Exercise requirements:
Report only the number of lines in the records that contain the word "this".

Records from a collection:
┄┄┄┄┄┄
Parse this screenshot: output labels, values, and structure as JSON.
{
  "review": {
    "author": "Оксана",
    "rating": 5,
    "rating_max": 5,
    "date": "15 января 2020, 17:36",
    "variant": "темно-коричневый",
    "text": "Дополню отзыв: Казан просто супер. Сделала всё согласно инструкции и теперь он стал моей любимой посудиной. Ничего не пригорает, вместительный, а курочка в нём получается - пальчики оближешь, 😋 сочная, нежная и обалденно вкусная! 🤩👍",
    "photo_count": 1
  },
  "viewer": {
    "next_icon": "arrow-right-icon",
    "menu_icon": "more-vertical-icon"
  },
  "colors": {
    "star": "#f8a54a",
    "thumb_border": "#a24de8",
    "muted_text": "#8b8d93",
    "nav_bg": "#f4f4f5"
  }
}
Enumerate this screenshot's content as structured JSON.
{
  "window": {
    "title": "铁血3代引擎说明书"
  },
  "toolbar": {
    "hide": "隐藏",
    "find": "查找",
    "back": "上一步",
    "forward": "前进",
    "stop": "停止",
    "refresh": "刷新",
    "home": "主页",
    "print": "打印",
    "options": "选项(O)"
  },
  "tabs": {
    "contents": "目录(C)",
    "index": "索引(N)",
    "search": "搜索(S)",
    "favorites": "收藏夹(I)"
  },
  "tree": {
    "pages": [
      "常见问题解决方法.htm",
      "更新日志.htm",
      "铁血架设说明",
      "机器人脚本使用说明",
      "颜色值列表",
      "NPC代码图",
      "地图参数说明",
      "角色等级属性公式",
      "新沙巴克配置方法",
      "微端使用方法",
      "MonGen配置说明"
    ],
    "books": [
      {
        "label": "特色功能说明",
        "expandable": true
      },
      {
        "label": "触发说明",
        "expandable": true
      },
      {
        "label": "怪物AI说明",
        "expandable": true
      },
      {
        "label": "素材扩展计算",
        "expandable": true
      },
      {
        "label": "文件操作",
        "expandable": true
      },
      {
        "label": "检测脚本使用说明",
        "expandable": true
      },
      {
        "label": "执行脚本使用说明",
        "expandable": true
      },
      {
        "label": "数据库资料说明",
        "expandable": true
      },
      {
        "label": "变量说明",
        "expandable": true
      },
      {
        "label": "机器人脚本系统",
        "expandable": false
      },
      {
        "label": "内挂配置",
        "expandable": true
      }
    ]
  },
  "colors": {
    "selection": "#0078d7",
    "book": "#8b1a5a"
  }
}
┄┄┄┄┄┄
Response:
2